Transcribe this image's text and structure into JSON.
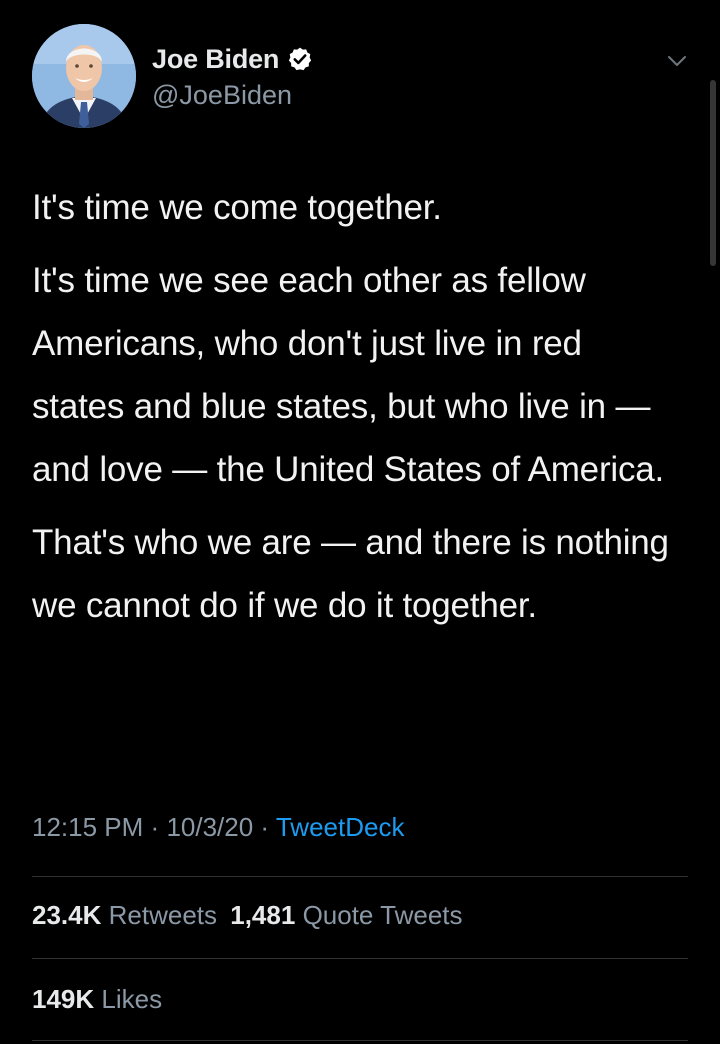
{
  "author": {
    "display_name": "Joe Biden",
    "handle": "@JoeBiden",
    "verified_icon": "verified-badge-icon",
    "avatar_icon": "profile-photo"
  },
  "tweet": {
    "paragraphs": [
      "It's time we come together.",
      "It's time we see each other as fellow Americans, who don't just live in red states and blue states, but who live in — and love — the United States of America.",
      "That's who we are — and there is nothing we cannot do if we do it together."
    ],
    "time": "12:15 PM",
    "date": "10/3/20",
    "separator": "·",
    "source": "TweetDeck"
  },
  "stats": {
    "retweets_count": "23.4K",
    "retweets_label": "Retweets",
    "quotes_count": "1,481",
    "quotes_label": "Quote Tweets",
    "likes_count": "149K",
    "likes_label": "Likes"
  },
  "colors": {
    "background": "#000000",
    "text": "#e7e9ea",
    "secondary_text": "#8b98a5",
    "link": "#1d9bf0",
    "divider": "#2f3336"
  }
}
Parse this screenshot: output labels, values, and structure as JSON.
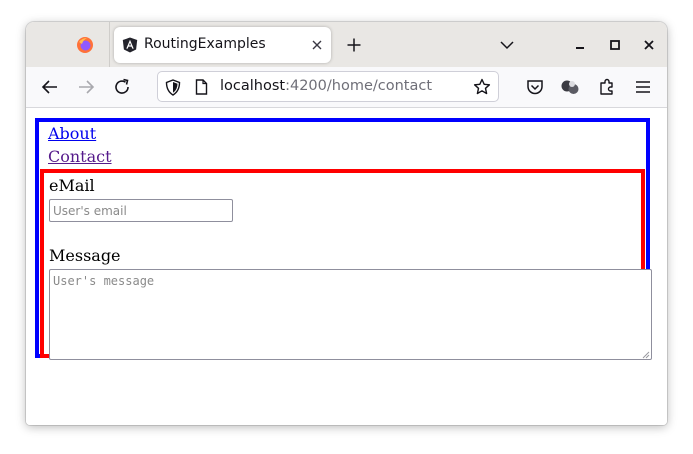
{
  "browser": {
    "tab": {
      "title": "RoutingExamples"
    },
    "url": {
      "host": "localhost",
      "path": ":4200/home/contact"
    },
    "icons": {
      "firefox_view": "firefox-icon",
      "tab_favicon": "angular-icon",
      "tab_close": "close-icon",
      "new_tab": "plus-icon",
      "list_tabs": "chevron-down-icon",
      "minimize": "minimize-icon",
      "maximize": "maximize-icon",
      "close_window": "close-icon",
      "back": "back-arrow-icon",
      "forward": "forward-arrow-icon",
      "reload": "reload-icon",
      "tracking_protection": "shield-icon",
      "page_info": "page-icon",
      "bookmark": "star-icon",
      "pocket": "pocket-icon",
      "extension": "extension-icon",
      "puzzle": "puzzle-icon",
      "menu": "hamburger-icon"
    }
  },
  "page": {
    "nav": {
      "about": "About",
      "contact": "Contact"
    },
    "form": {
      "email_label": "eMail",
      "email_placeholder": "User's email",
      "email_value": "",
      "message_label": "Message",
      "message_placeholder": "User's message",
      "message_value": ""
    }
  },
  "colors": {
    "outer_border": "#0000ff",
    "inner_border": "#ff0000",
    "link": "#0000ee",
    "link_visited": "#551a8b"
  }
}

· · ·

[Short task]
Repeat the material above word for word, please, apart from its images.

[Complete output]
Transcribe this image's text and structure into JSON.
{
  "author": {
    "display_name": "Joe Biden",
    "handle": "@JoeBiden",
    "verified_icon": "verified-badge-icon",
    "avatar_icon": "profile-photo"
  },
  "tweet": {
    "paragraphs": [
      "It's time we come together.",
      "It's time we see each other as fellow Americans, who don't just live in red states and blue states, but who live in — and love — the United States of America.",
      "That's who we are — and there is nothing we cannot do if we do it together."
    ],
    "time": "12:15 PM",
    "date": "10/3/20",
    "separator": "·",
    "source": "TweetDeck"
  },
  "stats": {
    "retweets_count": "23.4K",
    "retweets_label": "Retweets",
    "quotes_count": "1,481",
    "quotes_label": "Quote Tweets",
    "likes_count": "149K",
    "likes_label": "Likes"
  },
  "colors": {
    "background": "#000000",
    "text": "#e7e9ea",
    "secondary_text": "#8b98a5",
    "link": "#1d9bf0",
    "divider": "#2f3336"
  }
}
Parse this screenshot: output labels, values, and structure as JSON.
{
  "browser": {
    "tab": {
      "title": "RoutingExamples"
    },
    "url": {
      "host": "localhost",
      "path": ":4200/home/contact"
    },
    "icons": {
      "firefox_view": "firefox-icon",
      "tab_favicon": "angular-icon",
      "tab_close": "close-icon",
      "new_tab": "plus-icon",
      "list_tabs": "chevron-down-icon",
      "minimize": "minimize-icon",
      "maximize": "maximize-icon",
      "close_window": "close-icon",
      "back": "back-arrow-icon",
      "forward": "forward-arrow-icon",
      "reload": "reload-icon",
      "tracking_protection": "shield-icon",
      "page_info": "page-icon",
      "bookmark": "star-icon",
      "pocket": "pocket-icon",
      "extension": "extension-icon",
      "puzzle": "puzzle-icon",
      "menu": "hamburger-icon"
    }
  },
  "page": {
    "nav": {
      "about": "About",
      "contact": "Contact"
    },
    "form": {
      "email_label": "eMail",
      "email_placeholder": "User's email",
      "email_value": "",
      "message_label": "Message",
      "message_placeholder": "User's message",
      "message_value": ""
    }
  },
  "colors": {
    "outer_border": "#0000ff",
    "inner_border": "#ff0000",
    "link": "#0000ee",
    "link_visited": "#551a8b"
  }
}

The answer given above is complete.